◆ **Objective**
Write each line out again exactly as written.

◆ **Stored data**
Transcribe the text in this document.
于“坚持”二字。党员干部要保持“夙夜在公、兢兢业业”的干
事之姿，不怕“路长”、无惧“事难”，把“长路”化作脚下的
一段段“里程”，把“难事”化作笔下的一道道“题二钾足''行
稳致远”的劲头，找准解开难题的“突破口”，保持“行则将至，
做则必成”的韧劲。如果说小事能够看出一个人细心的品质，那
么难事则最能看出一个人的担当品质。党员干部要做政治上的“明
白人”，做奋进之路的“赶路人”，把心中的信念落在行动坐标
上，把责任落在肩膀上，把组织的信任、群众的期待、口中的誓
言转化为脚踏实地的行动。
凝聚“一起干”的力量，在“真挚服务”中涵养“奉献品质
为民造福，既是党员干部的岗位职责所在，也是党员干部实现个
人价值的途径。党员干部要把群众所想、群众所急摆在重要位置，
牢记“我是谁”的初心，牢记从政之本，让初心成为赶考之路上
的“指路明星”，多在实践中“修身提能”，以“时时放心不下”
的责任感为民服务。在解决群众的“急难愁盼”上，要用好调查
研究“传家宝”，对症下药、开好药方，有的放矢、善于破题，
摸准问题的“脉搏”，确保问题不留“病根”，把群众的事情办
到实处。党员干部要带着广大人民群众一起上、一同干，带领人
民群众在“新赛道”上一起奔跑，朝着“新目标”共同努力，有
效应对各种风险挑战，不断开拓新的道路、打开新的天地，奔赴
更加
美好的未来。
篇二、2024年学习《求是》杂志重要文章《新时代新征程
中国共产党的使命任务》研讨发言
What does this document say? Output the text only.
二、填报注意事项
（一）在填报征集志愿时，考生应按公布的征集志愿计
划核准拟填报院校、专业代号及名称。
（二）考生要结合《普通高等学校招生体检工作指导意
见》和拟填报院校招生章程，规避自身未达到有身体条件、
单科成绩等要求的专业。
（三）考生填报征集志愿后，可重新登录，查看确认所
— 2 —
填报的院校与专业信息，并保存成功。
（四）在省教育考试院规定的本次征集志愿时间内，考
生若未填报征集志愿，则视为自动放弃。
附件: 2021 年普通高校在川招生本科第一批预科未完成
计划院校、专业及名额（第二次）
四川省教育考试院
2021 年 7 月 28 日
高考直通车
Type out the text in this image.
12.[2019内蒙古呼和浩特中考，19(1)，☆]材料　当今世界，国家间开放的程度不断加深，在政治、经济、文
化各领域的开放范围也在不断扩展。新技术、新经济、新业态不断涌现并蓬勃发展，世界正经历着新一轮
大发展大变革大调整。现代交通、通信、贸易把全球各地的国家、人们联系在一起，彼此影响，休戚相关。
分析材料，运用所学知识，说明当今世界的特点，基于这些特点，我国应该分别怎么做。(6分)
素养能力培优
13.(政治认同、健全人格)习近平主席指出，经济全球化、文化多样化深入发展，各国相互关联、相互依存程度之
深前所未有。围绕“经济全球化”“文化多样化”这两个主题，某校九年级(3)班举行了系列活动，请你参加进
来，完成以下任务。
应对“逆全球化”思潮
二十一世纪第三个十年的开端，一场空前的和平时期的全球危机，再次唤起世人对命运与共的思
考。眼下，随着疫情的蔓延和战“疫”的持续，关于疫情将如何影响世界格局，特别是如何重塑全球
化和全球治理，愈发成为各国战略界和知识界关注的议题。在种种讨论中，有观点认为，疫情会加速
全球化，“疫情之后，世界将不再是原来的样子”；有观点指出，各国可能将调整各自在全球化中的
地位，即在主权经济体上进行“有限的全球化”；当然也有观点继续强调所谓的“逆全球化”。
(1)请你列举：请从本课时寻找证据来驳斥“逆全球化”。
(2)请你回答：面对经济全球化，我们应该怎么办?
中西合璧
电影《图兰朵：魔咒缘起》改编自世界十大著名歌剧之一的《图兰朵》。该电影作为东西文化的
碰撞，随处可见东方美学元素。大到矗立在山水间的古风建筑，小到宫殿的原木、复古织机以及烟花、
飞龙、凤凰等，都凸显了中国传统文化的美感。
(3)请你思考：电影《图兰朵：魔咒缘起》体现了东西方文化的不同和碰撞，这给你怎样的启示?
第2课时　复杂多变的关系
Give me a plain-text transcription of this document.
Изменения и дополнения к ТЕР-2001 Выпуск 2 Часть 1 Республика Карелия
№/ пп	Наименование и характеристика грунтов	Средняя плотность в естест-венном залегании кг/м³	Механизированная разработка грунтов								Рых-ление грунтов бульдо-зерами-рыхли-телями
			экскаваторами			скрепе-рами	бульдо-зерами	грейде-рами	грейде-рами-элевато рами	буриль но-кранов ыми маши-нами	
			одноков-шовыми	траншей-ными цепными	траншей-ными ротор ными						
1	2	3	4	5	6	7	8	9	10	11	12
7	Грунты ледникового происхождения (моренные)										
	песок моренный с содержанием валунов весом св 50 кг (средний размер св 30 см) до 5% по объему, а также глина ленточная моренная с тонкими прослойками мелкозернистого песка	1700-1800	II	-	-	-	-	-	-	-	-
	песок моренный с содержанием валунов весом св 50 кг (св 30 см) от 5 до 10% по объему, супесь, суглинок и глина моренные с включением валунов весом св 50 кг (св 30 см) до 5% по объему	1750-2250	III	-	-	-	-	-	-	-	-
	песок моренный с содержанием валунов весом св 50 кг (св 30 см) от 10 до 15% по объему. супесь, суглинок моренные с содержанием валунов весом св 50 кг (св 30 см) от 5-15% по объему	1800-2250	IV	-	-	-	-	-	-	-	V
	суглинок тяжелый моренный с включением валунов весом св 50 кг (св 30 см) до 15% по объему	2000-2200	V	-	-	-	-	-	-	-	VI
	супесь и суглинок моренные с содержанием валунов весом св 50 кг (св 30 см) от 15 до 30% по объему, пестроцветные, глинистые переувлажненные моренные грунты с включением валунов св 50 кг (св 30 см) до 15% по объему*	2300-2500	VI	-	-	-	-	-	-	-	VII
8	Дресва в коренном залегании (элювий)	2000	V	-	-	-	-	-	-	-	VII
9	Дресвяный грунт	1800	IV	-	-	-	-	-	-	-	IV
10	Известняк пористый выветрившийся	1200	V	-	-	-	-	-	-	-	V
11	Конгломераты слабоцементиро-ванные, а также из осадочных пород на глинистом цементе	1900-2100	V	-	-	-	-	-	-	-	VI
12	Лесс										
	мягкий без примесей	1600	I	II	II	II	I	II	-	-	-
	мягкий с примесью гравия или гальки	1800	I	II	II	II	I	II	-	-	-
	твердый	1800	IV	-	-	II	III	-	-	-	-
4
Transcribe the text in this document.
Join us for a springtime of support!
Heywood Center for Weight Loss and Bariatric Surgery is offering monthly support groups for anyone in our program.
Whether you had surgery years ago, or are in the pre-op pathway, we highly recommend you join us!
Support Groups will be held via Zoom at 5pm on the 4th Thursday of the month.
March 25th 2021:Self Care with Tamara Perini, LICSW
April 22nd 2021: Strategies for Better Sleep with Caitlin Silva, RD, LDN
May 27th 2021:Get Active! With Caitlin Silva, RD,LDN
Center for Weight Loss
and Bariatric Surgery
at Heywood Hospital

◆ **Solution for this problem**
Transcribe the text in this document.
于“坚持”二字。党员干部要保持“夙夜在公、兢兢业业”的干
事之姿，不怕“路长”、无惧“事难”，把“长路”化作脚下的
一段段“里程”，把“难事”化作笔下的一道道“题二钾足''行
稳致远”的劲头，找准解开难题的“突破口”，保持“行则将至，
做则必成”的韧劲。如果说小事能够看出一个人细心的品质，那
么难事则最能看出一个人的担当品质。党员干部要做政治上的“明
白人”，做奋进之路的“赶路人”，把心中的信念落在行动坐标
上，把责任落在肩膀上，把组织的信任、群众的期待、口中的誓
言转化为脚踏实地的行动。
凝聚“一起干”的力量，在“真挚服务”中涵养“奉献品质
为民造福，既是党员干部的岗位职责所在，也是党员干部实现个
人价值的途径。党员干部要把群众所想、群众所急摆在重要位置，
牢记“我是谁”的初心，牢记从政之本，让初心成为赶考之路上
的“指路明星”，多在实践中“修身提能”，以“时时放心不下”
的责任感为民服务。在解决群众的“急难愁盼”上，要用好调查
研究“传家宝”，对症下药、开好药方，有的放矢、善于破题，
摸准问题的“脉搏”，确保问题不留“病根”，把群众的事情办
到实处。党员干部要带着广大人民群众一起上、一同干，带领人
民群众在“新赛道”上一起奔跑，朝着“新目标”共同努力，有
效应对各种风险挑战，不断开拓新的道路、打开新的天地，奔赴
更加
美好的未来。
篇二、2024年学习《求是》杂志重要文章《新时代新征程
中国共产党的使命任务》研讨发言
What does this document say? Output the text only.
二、填报注意事项
（一）在填报征集志愿时，考生应按公布的征集志愿计
划核准拟填报院校、专业代号及名称。
（二）考生要结合《普通高等学校招生体检工作指导意
见》和拟填报院校招生章程，规避自身未达到有身体条件、
单科成绩等要求的专业。
（三）考生填报征集志愿后，可重新登录，查看确认所
— 2 —
填报的院校与专业信息，并保存成功。
（四）在省教育考试院规定的本次征集志愿时间内，考
生若未填报征集志愿，则视为自动放弃。
附件: 2021 年普通高校在川招生本科第一批预科未完成
计划院校、专业及名额（第二次）
四川省教育考试院
2021 年 7 月 28 日
高考直通车
Type out the text in this image.
12.[2019内蒙古呼和浩特中考，19(1)，☆]材料　当今世界，国家间开放的程度不断加深，在政治、经济、文
化各领域的开放范围也在不断扩展。新技术、新经济、新业态不断涌现并蓬勃发展，世界正经历着新一轮
大发展大变革大调整。现代交通、通信、贸易把全球各地的国家、人们联系在一起，彼此影响，休戚相关。
分析材料，运用所学知识，说明当今世界的特点，基于这些特点，我国应该分别怎么做。(6分)
素养能力培优
13.(政治认同、健全人格)习近平主席指出，经济全球化、文化多样化深入发展，各国相互关联、相互依存程度之
深前所未有。围绕“经济全球化”“文化多样化”这两个主题，某校九年级(3)班举行了系列活动，请你参加进
来，完成以下任务。
应对“逆全球化”思潮
二十一世纪第三个十年的开端，一场空前的和平时期的全球危机，再次唤起世人对命运与共的思
考。眼下，随着疫情的蔓延和战“疫”的持续，关于疫情将如何影响世界格局，特别是如何重塑全球
化和全球治理，愈发成为各国战略界和知识界关注的议题。在种种讨论中，有观点认为，疫情会加速
全球化，“疫情之后，世界将不再是原来的样子”；有观点指出，各国可能将调整各自在全球化中的
地位，即在主权经济体上进行“有限的全球化”；当然也有观点继续强调所谓的“逆全球化”。
(1)请你列举：请从本课时寻找证据来驳斥“逆全球化”。
(2)请你回答：面对经济全球化，我们应该怎么办?
中西合璧
电影《图兰朵：魔咒缘起》改编自世界十大著名歌剧之一的《图兰朵》。该电影作为东西文化的
碰撞，随处可见东方美学元素。大到矗立在山水间的古风建筑，小到宫殿的原木、复古织机以及烟花、
飞龙、凤凰等，都凸显了中国传统文化的美感。
(3)请你思考：电影《图兰朵：魔咒缘起》体现了东西方文化的不同和碰撞，这给你怎样的启示?
第2课时　复杂多变的关系
Give me a plain-text transcription of this document.
Изменения и дополнения к ТЕР-2001 Выпуск 2 Часть 1 Республика Карелия
№/ пп	Наименование и характеристика грунтов	Средняя плотность в естест-венном залегании кг/м³	Механизированная разработка грунтов								Рых-ление грунтов бульдо-зерами-рыхли-телями
			экскаваторами			скрепе-рами	бульдо-зерами	грейде-рами	грейде-рами-элевато рами	буриль но-кранов ыми маши-нами	
			одноков-шовыми	траншей-ными цепными	траншей-ными ротор ными						
1	2	3	4	5	6	7	8	9	10	11	12
7	Грунты ледникового происхождения (моренные)										
	песок моренный с содержанием валунов весом св 50 кг (средний размер св 30 см) до 5% по объему, а также глина ленточная моренная с тонкими прослойками мелкозернистого песка	1700-1800	II	-	-	-	-	-	-	-	-
	песок моренный с содержанием валунов весом св 50 кг (св 30 см) от 5 до 10% по объему, супесь, суглинок и глина моренные с включением валунов весом св 50 кг (св 30 см) до 5% по объему	1750-2250	III	-	-	-	-	-	-	-	-
	песок моренный с содержанием валунов весом св 50 кг (св 30 см) от 10 до 15% по объему. супесь, суглинок моренные с содержанием валунов весом св 50 кг (св 30 см) от 5-15% по объему	1800-2250	IV	-	-	-	-	-	-	-	V
	суглинок тяжелый моренный с включением валунов весом св 50 кг (св 30 см) до 15% по объему	2000-2200	V	-	-	-	-	-	-	-	VI
	супесь и суглинок моренные с содержанием валунов весом св 50 кг (св 30 см) от 15 до 30% по объему, пестроцветные, глинистые переувлажненные моренные грунты с включением валунов св 50 кг (св 30 см) до 15% по объему*	2300-2500	VI	-	-	-	-	-	-	-	VII
8	Дресва в коренном залегании (элювий)	2000	V	-	-	-	-	-	-	-	VII
9	Дресвяный грунт	1800	IV	-	-	-	-	-	-	-	IV
10	Известняк пористый выветрившийся	1200	V	-	-	-	-	-	-	-	V
11	Конгломераты слабоцементиро-ванные, а также из осадочных пород на глинистом цементе	1900-2100	V	-	-	-	-	-	-	-	VI
12	Лесс										
	мягкий без примесей	1600	I	II	II	II	I	II	-	-	-
	мягкий с примесью гравия или гальки	1800	I	II	II	II	I	II	-	-	-
	твердый	1800	IV	-	-	II	III	-	-	-	-
4
Transcribe the text in this document.
Join us for a springtime of support!
Heywood Center for Weight Loss and Bariatric Surgery is offering monthly support groups for anyone in our program.
Whether you had surgery years ago, or are in the pre-op pathway, we highly recommend you join us!
Support Groups will be held via Zoom at 5pm on the 4th Thursday of the month.
March 25th 2021:Self Care with Tamara Perini, LICSW
April 22nd 2021: Strategies for Better Sleep with Caitlin Silva, RD, LDN
May 27th 2021:Get Active! With Caitlin Silva, RD,LDN
Center for Weight Loss
and Bariatric Surgery
at Heywood Hospital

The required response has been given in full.